[Figure contents as structured data]
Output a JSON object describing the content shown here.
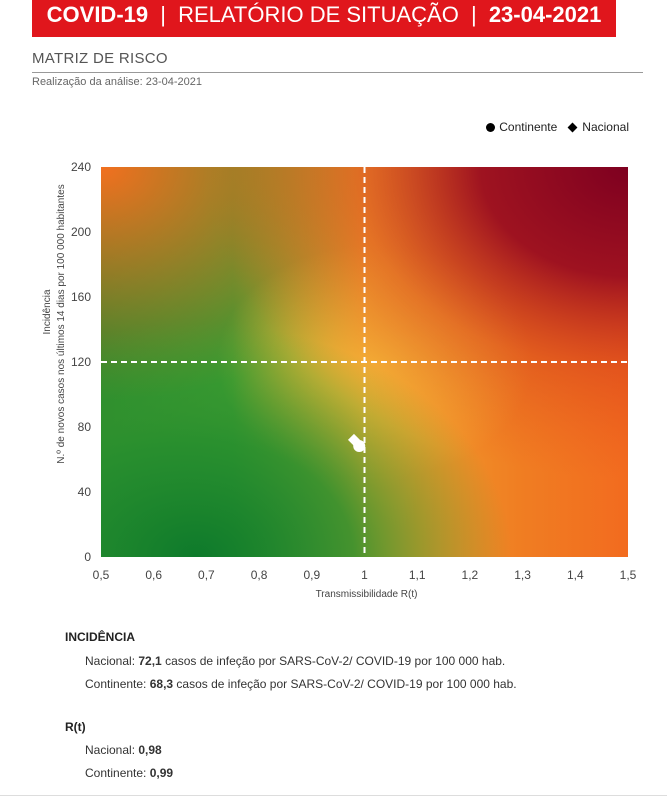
{
  "header": {
    "brand": "COVID-19",
    "separator": "|",
    "title": "RELATÓRIO DE SITUAÇÃO",
    "date": "23-04-2021"
  },
  "section": {
    "title": "MATRIZ DE RISCO",
    "subtitle": "Realização da análise: 23-04-2021"
  },
  "legend": {
    "continente": "Continente",
    "nacional": "Nacional"
  },
  "chart_data": {
    "type": "scatter",
    "xlabel": "Transmissibilidade  R(t)",
    "ylabel_line1": "Incidência",
    "ylabel_line2": "N.º de novos  casos nos últimos 14 dias por 100 000 habitantes",
    "xlim": [
      0.5,
      1.5
    ],
    "ylim": [
      0,
      240
    ],
    "x_ticks": [
      "0,5",
      "0,6",
      "0,7",
      "0,8",
      "0,9",
      "1",
      "1,1",
      "1,2",
      "1,3",
      "1,4",
      "1,5"
    ],
    "y_ticks": [
      "0",
      "40",
      "80",
      "120",
      "160",
      "200",
      "240"
    ],
    "thresholds": {
      "x": 1.0,
      "y": 120
    },
    "background": "risk gradient green (low) to dark red (high)",
    "series": [
      {
        "name": "Continente",
        "marker": "circle",
        "x": 0.99,
        "y": 68.3,
        "color": "#ffffff"
      },
      {
        "name": "Nacional",
        "marker": "diamond",
        "x": 0.98,
        "y": 72.1,
        "color": "#ffffff"
      }
    ]
  },
  "incidencia": {
    "heading": "INCIDÊNCIA",
    "nacional_label": "Nacional: ",
    "nacional_value": "72,1",
    "nacional_text": " casos de infeção por SARS-CoV-2/ COVID-19 por 100 000 hab.",
    "continente_label": "Continente: ",
    "continente_value": "68,3",
    "continente_text": " casos de infeção por SARS-CoV-2/ COVID-19 por 100 000 hab."
  },
  "rt": {
    "heading": "R(t)",
    "nacional_label": "Nacional: ",
    "nacional_value": "0,98",
    "continente_label": "Continente: ",
    "continente_value": "0,99"
  }
}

What is required: Omitting all images, print the listing exactly.

Exercise output:
Output a JSON object describing the content shown here.
{
  "header": {
    "brand": "COVID-19",
    "separator": "|",
    "title": "RELATÓRIO DE SITUAÇÃO",
    "date": "23-04-2021"
  },
  "section": {
    "title": "MATRIZ DE RISCO",
    "subtitle": "Realização da análise: 23-04-2021"
  },
  "legend": {
    "continente": "Continente",
    "nacional": "Nacional"
  },
  "chart_data": {
    "type": "scatter",
    "xlabel": "Transmissibilidade  R(t)",
    "ylabel_line1": "Incidência",
    "ylabel_line2": "N.º de novos  casos nos últimos 14 dias por 100 000 habitantes",
    "xlim": [
      0.5,
      1.5
    ],
    "ylim": [
      0,
      240
    ],
    "x_ticks": [
      "0,5",
      "0,6",
      "0,7",
      "0,8",
      "0,9",
      "1",
      "1,1",
      "1,2",
      "1,3",
      "1,4",
      "1,5"
    ],
    "y_ticks": [
      "0",
      "40",
      "80",
      "120",
      "160",
      "200",
      "240"
    ],
    "thresholds": {
      "x": 1.0,
      "y": 120
    },
    "background": "risk gradient green (low) to dark red (high)",
    "series": [
      {
        "name": "Continente",
        "marker": "circle",
        "x": 0.99,
        "y": 68.3,
        "color": "#ffffff"
      },
      {
        "name": "Nacional",
        "marker": "diamond",
        "x": 0.98,
        "y": 72.1,
        "color": "#ffffff"
      }
    ]
  },
  "incidencia": {
    "heading": "INCIDÊNCIA",
    "nacional_label": "Nacional: ",
    "nacional_value": "72,1",
    "nacional_text": " casos de infeção por SARS-CoV-2/ COVID-19 por 100 000 hab.",
    "continente_label": "Continente: ",
    "continente_value": "68,3",
    "continente_text": " casos de infeção por SARS-CoV-2/ COVID-19 por 100 000 hab."
  },
  "rt": {
    "heading": "R(t)",
    "nacional_label": "Nacional: ",
    "nacional_value": "0,98",
    "continente_label": "Continente: ",
    "continente_value": "0,99"
  }
}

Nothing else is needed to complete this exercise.